### Stated goal
Repeat, without any change, the entries presented below.

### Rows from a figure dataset
= = =

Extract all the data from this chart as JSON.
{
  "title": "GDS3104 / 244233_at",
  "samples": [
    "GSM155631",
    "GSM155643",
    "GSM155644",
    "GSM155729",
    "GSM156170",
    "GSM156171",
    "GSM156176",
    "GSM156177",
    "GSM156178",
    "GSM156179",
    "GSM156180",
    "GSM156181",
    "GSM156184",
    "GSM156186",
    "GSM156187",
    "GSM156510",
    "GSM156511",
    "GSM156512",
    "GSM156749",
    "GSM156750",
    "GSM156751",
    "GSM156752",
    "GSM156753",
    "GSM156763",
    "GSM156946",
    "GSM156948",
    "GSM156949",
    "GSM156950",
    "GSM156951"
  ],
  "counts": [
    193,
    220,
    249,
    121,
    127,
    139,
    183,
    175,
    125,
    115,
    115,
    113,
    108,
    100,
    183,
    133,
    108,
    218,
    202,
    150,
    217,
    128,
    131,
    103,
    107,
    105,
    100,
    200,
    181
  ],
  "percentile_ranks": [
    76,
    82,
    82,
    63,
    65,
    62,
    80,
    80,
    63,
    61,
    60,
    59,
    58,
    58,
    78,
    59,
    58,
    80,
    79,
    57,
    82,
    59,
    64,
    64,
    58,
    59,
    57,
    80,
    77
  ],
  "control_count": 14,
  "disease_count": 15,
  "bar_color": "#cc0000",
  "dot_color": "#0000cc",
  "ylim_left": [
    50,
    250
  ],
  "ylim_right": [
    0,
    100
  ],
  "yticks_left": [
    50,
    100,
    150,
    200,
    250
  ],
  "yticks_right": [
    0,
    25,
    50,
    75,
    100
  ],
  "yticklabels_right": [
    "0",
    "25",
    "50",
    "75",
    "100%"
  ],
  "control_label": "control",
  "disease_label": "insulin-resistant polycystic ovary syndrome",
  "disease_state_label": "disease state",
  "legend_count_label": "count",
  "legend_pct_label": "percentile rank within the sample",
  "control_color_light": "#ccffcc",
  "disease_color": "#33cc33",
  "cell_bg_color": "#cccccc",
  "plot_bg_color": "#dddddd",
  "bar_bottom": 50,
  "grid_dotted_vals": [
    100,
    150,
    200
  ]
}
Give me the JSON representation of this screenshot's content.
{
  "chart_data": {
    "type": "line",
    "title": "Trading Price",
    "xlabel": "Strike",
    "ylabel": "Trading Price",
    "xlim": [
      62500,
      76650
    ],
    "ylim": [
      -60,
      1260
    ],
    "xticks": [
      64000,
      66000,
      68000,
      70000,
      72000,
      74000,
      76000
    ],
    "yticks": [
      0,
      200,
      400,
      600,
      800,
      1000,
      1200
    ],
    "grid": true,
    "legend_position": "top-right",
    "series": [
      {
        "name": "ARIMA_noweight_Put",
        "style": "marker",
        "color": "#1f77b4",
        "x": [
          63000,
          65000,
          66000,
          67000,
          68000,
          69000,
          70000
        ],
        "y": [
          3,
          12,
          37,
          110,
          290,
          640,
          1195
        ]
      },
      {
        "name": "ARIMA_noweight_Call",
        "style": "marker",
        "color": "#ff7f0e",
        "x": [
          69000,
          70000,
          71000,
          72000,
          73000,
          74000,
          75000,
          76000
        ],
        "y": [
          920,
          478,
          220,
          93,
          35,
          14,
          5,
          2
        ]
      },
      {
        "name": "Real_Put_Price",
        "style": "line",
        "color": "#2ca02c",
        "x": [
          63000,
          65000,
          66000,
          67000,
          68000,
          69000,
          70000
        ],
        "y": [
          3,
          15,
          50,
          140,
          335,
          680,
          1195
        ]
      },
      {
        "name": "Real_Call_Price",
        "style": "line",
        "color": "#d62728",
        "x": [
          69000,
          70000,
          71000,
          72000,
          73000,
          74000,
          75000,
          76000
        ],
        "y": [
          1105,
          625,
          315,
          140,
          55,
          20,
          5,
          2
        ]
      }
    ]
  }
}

= = =

### Exercise solution
Extract all the data from this chart as JSON.
{
  "title": "GDS3104 / 244233_at",
  "samples": [
    "GSM155631",
    "GSM155643",
    "GSM155644",
    "GSM155729",
    "GSM156170",
    "GSM156171",
    "GSM156176",
    "GSM156177",
    "GSM156178",
    "GSM156179",
    "GSM156180",
    "GSM156181",
    "GSM156184",
    "GSM156186",
    "GSM156187",
    "GSM156510",
    "GSM156511",
    "GSM156512",
    "GSM156749",
    "GSM156750",
    "GSM156751",
    "GSM156752",
    "GSM156753",
    "GSM156763",
    "GSM156946",
    "GSM156948",
    "GSM156949",
    "GSM156950",
    "GSM156951"
  ],
  "counts": [
    193,
    220,
    249,
    121,
    127,
    139,
    183,
    175,
    125,
    115,
    115,
    113,
    108,
    100,
    183,
    133,
    108,
    218,
    202,
    150,
    217,
    128,
    131,
    103,
    107,
    105,
    100,
    200,
    181
  ],
  "percentile_ranks": [
    76,
    82,
    82,
    63,
    65,
    62,
    80,
    80,
    63,
    61,
    60,
    59,
    58,
    58,
    78,
    59,
    58,
    80,
    79,
    57,
    82,
    59,
    64,
    64,
    58,
    59,
    57,
    80,
    77
  ],
  "control_count": 14,
  "disease_count": 15,
  "bar_color": "#cc0000",
  "dot_color": "#0000cc",
  "ylim_left": [
    50,
    250
  ],
  "ylim_right": [
    0,
    100
  ],
  "yticks_left": [
    50,
    100,
    150,
    200,
    250
  ],
  "yticks_right": [
    0,
    25,
    50,
    75,
    100
  ],
  "yticklabels_right": [
    "0",
    "25",
    "50",
    "75",
    "100%"
  ],
  "control_label": "control",
  "disease_label": "insulin-resistant polycystic ovary syndrome",
  "disease_state_label": "disease state",
  "legend_count_label": "count",
  "legend_pct_label": "percentile rank within the sample",
  "control_color_light": "#ccffcc",
  "disease_color": "#33cc33",
  "cell_bg_color": "#cccccc",
  "plot_bg_color": "#dddddd",
  "bar_bottom": 50,
  "grid_dotted_vals": [
    100,
    150,
    200
  ]
}
Give me the JSON representation of this screenshot's content.
{
  "chart_data": {
    "type": "line",
    "title": "Trading Price",
    "xlabel": "Strike",
    "ylabel": "Trading Price",
    "xlim": [
      62500,
      76650
    ],
    "ylim": [
      -60,
      1260
    ],
    "xticks": [
      64000,
      66000,
      68000,
      70000,
      72000,
      74000,
      76000
    ],
    "yticks": [
      0,
      200,
      400,
      600,
      800,
      1000,
      1200
    ],
    "grid": true,
    "legend_position": "top-right",
    "series": [
      {
        "name": "ARIMA_noweight_Put",
        "style": "marker",
        "color": "#1f77b4",
        "x": [
          63000,
          65000,
          66000,
          67000,
          68000,
          69000,
          70000
        ],
        "y": [
          3,
          12,
          37,
          110,
          290,
          640,
          1195
        ]
      },
      {
        "name": "ARIMA_noweight_Call",
        "style": "marker",
        "color": "#ff7f0e",
        "x": [
          69000,
          70000,
          71000,
          72000,
          73000,
          74000,
          75000,
          76000
        ],
        "y": [
          920,
          478,
          220,
          93,
          35,
          14,
          5,
          2
        ]
      },
      {
        "name": "Real_Put_Price",
        "style": "line",
        "color": "#2ca02c",
        "x": [
          63000,
          65000,
          66000,
          67000,
          68000,
          69000,
          70000
        ],
        "y": [
          3,
          15,
          50,
          140,
          335,
          680,
          1195
        ]
      },
      {
        "name": "Real_Call_Price",
        "style": "line",
        "color": "#d62728",
        "x": [
          69000,
          70000,
          71000,
          72000,
          73000,
          74000,
          75000,
          76000
        ],
        "y": [
          1105,
          625,
          315,
          140,
          55,
          20,
          5,
          2
        ]
      }
    ]
  }
}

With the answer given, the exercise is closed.